> Goal: Leave out every picture, then transcribe the rest of the listing exactly.
-- START OF Dataset rows --
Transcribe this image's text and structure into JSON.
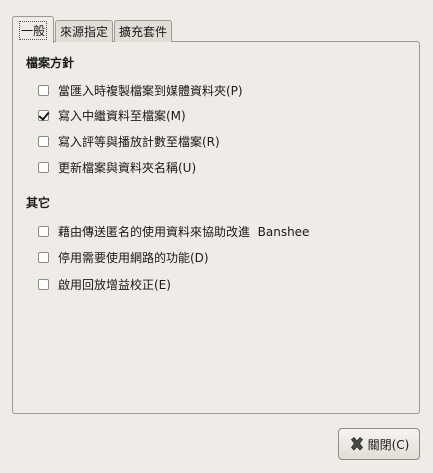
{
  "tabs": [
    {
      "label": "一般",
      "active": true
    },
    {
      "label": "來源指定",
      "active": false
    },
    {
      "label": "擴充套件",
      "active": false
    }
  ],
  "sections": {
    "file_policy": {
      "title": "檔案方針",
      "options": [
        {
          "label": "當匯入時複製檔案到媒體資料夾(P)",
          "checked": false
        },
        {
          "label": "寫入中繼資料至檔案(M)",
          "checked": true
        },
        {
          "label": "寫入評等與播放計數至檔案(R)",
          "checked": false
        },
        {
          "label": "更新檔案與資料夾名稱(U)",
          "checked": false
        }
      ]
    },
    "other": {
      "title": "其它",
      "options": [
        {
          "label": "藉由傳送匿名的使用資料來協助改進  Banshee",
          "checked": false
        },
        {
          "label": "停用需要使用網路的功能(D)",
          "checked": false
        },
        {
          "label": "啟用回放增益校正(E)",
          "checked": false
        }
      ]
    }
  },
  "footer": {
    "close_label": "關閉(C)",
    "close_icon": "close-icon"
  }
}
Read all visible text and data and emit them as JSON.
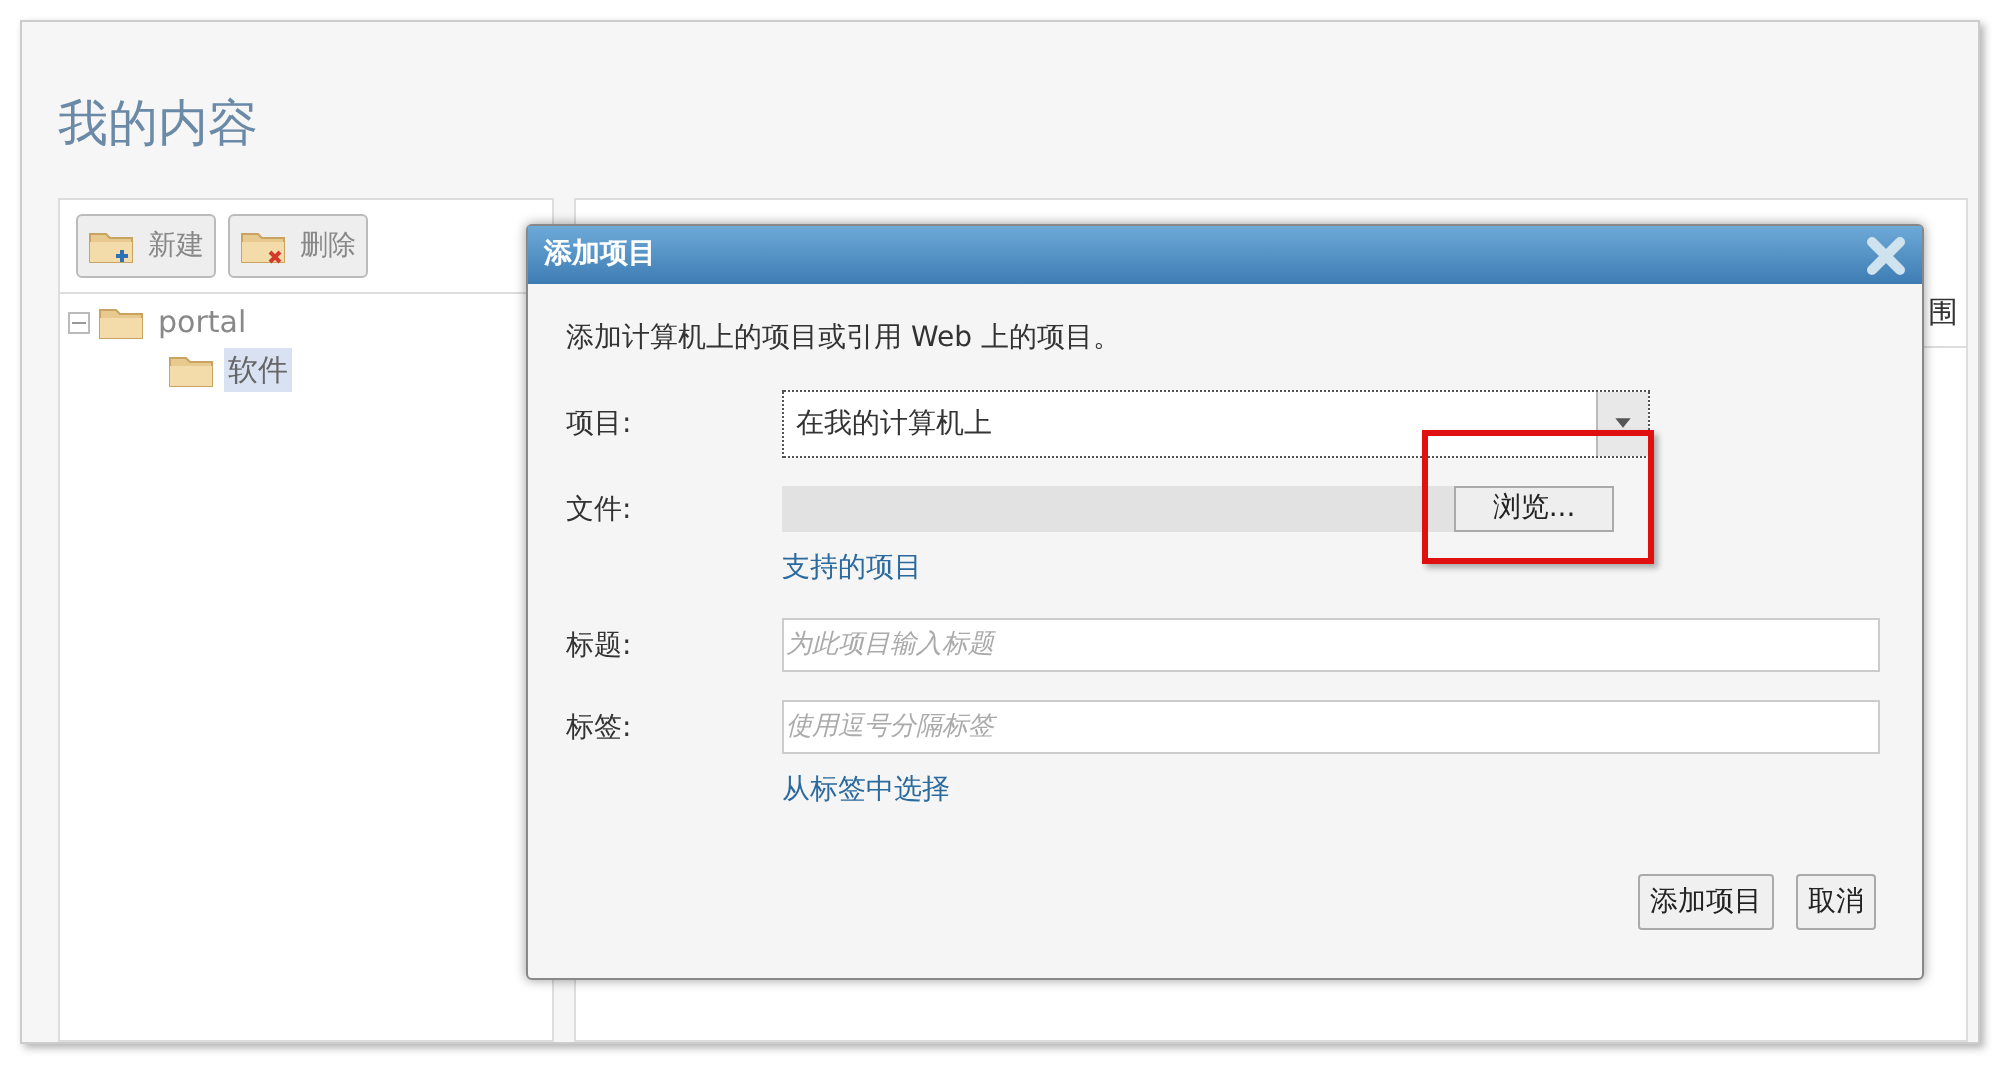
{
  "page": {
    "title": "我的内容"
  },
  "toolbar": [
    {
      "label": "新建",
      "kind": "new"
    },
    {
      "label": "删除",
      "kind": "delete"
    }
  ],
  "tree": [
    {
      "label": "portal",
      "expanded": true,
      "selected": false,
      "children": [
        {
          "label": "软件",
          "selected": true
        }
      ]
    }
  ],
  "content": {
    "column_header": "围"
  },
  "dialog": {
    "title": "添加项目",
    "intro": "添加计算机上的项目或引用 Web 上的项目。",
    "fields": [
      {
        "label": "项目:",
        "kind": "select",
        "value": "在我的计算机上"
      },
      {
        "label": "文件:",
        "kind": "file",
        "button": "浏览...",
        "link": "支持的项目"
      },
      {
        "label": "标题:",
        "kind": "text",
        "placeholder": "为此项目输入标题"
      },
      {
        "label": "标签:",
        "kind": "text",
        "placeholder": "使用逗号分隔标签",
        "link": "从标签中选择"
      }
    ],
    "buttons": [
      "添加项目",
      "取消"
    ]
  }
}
-- END OF Dataset rows --
> Correct answer:
Transcribe this image's text and structure into JSON.
{
  "tabs": [
    {
      "label": "一般",
      "active": true
    },
    {
      "label": "來源指定",
      "active": false
    },
    {
      "label": "擴充套件",
      "active": false
    }
  ],
  "sections": {
    "file_policy": {
      "title": "檔案方針",
      "options": [
        {
          "label": "當匯入時複製檔案到媒體資料夾(P)",
          "checked": false
        },
        {
          "label": "寫入中繼資料至檔案(M)",
          "checked": true
        },
        {
          "label": "寫入評等與播放計數至檔案(R)",
          "checked": false
        },
        {
          "label": "更新檔案與資料夾名稱(U)",
          "checked": false
        }
      ]
    },
    "other": {
      "title": "其它",
      "options": [
        {
          "label": "藉由傳送匿名的使用資料來協助改進  Banshee",
          "checked": false
        },
        {
          "label": "停用需要使用網路的功能(D)",
          "checked": false
        },
        {
          "label": "啟用回放增益校正(E)",
          "checked": false
        }
      ]
    }
  },
  "footer": {
    "close_label": "關閉(C)",
    "close_icon": "close-icon"
  }
}
Read all visible text and data and emit them as JSON.
{
  "page": {
    "title": "我的内容"
  },
  "toolbar": [
    {
      "label": "新建",
      "kind": "new"
    },
    {
      "label": "删除",
      "kind": "delete"
    }
  ],
  "tree": [
    {
      "label": "portal",
      "expanded": true,
      "selected": false,
      "children": [
        {
          "label": "软件",
          "selected": true
        }
      ]
    }
  ],
  "content": {
    "column_header": "围"
  },
  "dialog": {
    "title": "添加项目",
    "intro": "添加计算机上的项目或引用 Web 上的项目。",
    "fields": [
      {
        "label": "项目:",
        "kind": "select",
        "value": "在我的计算机上"
      },
      {
        "label": "文件:",
        "kind": "file",
        "button": "浏览...",
        "link": "支持的项目"
      },
      {
        "label": "标题:",
        "kind": "text",
        "placeholder": "为此项目输入标题"
      },
      {
        "label": "标签:",
        "kind": "text",
        "placeholder": "使用逗号分隔标签",
        "link": "从标签中选择"
      }
    ],
    "buttons": [
      "添加项目",
      "取消"
    ]
  }
}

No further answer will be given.